Problem to solve: From the records below, extract all the text exactly and leave the images behind.

------ Entries provided ------

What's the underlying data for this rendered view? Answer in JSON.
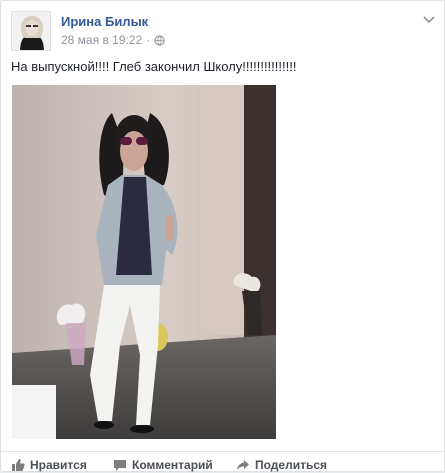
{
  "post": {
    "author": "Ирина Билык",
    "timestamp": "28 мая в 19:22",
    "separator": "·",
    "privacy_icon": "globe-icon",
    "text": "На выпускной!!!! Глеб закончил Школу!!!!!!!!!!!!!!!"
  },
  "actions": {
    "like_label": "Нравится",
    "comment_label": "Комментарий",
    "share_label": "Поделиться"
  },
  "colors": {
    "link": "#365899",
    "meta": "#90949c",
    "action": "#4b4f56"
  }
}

------

Result of the task:
What's the underlying data for this rendered view? Answer in JSON.
{
  "post": {
    "author": "Ирина Билык",
    "timestamp": "28 мая в 19:22",
    "separator": "·",
    "privacy_icon": "globe-icon",
    "text": "На выпускной!!!! Глеб закончил Школу!!!!!!!!!!!!!!!"
  },
  "actions": {
    "like_label": "Нравится",
    "comment_label": "Комментарий",
    "share_label": "Поделиться"
  },
  "colors": {
    "link": "#365899",
    "meta": "#90949c",
    "action": "#4b4f56"
  }
}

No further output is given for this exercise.